> _RAW DATA_:
────────────────────────────────────────

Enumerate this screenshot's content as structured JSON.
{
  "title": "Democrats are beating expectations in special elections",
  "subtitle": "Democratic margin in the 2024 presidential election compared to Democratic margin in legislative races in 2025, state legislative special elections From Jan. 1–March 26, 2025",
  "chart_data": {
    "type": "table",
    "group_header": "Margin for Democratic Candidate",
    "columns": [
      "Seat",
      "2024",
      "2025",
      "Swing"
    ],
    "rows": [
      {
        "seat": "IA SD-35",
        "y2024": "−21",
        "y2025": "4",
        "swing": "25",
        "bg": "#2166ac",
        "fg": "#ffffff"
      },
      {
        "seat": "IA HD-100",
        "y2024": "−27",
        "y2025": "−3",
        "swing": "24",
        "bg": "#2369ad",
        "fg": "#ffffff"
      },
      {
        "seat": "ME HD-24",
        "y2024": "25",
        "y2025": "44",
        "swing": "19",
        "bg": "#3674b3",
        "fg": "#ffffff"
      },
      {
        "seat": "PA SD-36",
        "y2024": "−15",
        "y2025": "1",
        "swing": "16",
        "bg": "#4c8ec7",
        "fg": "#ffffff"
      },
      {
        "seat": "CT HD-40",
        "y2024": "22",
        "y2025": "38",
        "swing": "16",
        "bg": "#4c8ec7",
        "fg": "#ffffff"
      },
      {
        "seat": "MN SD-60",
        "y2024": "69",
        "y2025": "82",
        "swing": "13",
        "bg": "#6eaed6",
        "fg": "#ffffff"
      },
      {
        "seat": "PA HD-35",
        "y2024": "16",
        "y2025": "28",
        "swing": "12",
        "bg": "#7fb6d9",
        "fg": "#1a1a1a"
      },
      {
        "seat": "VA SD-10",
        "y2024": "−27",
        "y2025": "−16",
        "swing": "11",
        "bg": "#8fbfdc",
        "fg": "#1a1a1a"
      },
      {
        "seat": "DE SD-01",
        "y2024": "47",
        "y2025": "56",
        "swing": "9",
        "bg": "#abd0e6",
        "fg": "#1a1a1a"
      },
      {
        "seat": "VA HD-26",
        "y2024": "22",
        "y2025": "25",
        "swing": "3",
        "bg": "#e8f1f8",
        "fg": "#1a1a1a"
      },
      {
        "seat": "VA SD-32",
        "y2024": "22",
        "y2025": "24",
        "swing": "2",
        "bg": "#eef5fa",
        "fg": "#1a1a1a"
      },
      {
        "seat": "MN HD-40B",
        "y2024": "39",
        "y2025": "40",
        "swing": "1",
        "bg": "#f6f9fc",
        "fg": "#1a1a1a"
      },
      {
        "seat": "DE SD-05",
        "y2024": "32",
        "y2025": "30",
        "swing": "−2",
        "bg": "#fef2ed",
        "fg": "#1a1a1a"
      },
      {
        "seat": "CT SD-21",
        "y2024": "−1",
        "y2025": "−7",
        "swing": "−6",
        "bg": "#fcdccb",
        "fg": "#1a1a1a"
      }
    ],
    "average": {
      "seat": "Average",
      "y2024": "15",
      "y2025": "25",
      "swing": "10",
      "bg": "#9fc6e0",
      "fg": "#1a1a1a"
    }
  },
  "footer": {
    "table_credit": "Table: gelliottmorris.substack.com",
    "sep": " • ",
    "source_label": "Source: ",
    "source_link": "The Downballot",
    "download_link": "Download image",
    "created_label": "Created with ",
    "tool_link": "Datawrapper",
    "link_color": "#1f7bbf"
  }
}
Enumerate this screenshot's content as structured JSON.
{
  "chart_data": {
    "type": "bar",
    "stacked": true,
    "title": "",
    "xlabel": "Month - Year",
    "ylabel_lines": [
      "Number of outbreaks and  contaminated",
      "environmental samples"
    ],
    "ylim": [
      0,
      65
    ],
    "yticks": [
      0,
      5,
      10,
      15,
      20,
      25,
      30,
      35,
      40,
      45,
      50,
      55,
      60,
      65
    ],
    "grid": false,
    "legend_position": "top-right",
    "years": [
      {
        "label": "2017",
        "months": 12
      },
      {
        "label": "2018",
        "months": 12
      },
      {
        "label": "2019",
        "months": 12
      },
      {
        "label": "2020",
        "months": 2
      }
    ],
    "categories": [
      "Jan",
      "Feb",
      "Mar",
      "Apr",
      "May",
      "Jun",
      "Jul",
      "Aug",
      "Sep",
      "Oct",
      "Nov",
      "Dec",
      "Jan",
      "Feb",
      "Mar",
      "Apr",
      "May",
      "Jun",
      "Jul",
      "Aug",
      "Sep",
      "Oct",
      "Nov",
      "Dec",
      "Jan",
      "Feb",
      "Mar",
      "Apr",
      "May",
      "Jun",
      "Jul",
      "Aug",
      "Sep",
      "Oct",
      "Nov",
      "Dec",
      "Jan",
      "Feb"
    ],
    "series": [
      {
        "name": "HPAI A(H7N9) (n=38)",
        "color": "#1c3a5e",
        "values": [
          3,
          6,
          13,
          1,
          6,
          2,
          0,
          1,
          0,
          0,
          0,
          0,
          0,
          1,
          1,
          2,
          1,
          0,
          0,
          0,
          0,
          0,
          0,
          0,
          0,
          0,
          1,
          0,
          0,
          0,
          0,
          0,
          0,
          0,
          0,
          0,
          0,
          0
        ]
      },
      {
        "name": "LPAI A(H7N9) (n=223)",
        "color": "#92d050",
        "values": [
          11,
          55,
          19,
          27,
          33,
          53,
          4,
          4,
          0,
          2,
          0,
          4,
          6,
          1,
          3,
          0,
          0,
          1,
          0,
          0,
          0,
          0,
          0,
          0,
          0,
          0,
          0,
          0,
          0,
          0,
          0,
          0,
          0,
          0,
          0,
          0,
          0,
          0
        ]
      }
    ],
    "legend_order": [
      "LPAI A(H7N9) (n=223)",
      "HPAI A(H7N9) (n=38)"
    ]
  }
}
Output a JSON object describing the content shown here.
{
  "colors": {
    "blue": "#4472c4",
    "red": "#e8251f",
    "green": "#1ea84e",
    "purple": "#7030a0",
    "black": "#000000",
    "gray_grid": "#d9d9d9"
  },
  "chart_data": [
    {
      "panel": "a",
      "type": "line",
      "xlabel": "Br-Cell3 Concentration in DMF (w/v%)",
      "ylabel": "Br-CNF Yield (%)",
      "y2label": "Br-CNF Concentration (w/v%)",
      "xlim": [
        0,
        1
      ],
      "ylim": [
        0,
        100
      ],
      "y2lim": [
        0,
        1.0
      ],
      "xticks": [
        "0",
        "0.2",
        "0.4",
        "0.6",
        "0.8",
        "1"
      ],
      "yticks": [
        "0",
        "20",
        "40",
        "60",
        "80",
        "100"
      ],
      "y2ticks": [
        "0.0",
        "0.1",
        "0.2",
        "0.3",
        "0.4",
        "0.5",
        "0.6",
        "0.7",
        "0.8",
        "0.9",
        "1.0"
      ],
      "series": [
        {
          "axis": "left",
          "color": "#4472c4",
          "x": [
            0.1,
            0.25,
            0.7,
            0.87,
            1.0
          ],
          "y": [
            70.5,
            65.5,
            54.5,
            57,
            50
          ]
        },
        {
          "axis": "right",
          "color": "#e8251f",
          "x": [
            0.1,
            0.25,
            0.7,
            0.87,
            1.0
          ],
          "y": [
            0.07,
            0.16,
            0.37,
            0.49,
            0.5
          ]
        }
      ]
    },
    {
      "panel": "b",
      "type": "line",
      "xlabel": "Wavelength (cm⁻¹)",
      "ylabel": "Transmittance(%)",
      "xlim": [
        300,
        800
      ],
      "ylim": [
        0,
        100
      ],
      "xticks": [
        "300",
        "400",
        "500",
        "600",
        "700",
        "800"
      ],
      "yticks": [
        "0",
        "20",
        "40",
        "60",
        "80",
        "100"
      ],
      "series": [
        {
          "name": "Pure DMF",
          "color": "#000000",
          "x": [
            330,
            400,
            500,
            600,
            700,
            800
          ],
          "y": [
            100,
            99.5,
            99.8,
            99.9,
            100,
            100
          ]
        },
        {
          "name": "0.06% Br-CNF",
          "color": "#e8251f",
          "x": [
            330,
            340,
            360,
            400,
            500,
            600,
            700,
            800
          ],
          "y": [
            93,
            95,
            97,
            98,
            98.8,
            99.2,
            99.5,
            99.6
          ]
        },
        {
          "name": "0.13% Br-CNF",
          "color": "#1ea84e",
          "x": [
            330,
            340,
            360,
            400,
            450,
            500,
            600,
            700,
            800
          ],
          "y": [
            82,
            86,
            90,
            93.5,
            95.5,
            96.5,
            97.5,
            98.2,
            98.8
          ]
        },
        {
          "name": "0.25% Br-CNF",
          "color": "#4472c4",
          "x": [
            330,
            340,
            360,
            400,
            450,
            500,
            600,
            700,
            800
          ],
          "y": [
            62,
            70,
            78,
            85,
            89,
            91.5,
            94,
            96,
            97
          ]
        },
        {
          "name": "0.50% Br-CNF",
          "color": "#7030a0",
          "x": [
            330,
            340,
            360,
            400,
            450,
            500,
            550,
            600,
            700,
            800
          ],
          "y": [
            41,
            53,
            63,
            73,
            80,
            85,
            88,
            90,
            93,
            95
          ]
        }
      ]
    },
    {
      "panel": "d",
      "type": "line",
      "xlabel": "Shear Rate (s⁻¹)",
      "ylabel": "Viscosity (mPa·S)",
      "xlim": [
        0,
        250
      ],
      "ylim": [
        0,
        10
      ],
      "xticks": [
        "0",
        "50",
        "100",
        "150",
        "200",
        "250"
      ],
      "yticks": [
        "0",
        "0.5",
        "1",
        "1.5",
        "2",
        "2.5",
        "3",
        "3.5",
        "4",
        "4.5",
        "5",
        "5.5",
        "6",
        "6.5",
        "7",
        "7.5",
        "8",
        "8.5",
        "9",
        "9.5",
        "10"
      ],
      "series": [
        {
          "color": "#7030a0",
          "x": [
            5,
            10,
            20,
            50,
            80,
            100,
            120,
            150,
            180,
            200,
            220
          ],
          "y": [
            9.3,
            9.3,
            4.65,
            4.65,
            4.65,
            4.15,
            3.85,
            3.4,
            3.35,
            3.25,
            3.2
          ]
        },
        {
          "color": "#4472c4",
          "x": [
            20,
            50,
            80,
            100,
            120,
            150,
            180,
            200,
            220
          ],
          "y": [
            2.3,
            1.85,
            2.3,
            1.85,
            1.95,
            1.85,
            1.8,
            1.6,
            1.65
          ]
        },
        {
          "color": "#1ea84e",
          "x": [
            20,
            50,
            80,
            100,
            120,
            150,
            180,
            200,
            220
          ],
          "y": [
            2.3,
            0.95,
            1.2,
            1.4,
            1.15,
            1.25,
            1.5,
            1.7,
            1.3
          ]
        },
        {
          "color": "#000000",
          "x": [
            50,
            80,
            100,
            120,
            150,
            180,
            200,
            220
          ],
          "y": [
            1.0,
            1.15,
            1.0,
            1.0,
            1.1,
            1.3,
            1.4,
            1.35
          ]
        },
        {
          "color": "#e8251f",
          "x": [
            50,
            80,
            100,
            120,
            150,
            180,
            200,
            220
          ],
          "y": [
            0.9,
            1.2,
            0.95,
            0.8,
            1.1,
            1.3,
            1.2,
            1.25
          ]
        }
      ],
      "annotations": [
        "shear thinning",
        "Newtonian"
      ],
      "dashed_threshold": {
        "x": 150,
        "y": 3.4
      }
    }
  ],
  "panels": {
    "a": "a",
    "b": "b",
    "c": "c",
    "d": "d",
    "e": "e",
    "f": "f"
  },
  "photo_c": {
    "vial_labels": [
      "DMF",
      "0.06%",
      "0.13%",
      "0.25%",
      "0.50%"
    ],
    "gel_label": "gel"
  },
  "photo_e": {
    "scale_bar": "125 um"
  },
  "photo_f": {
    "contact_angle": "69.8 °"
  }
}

────────────────────────────────────────

> _DO THIS_:
Each line holding "xlabel" must be found and copied.

> _SOLUTION TO THE EXERCISE_:
    "xlabel": "Month - Year",
      "xlabel": "Br-Cell3 Concentration in DMF (w/v%)",
      "xlabel": "Wavelength (cm⁻¹)",
      "xlabel": "Shear Rate (s⁻¹)",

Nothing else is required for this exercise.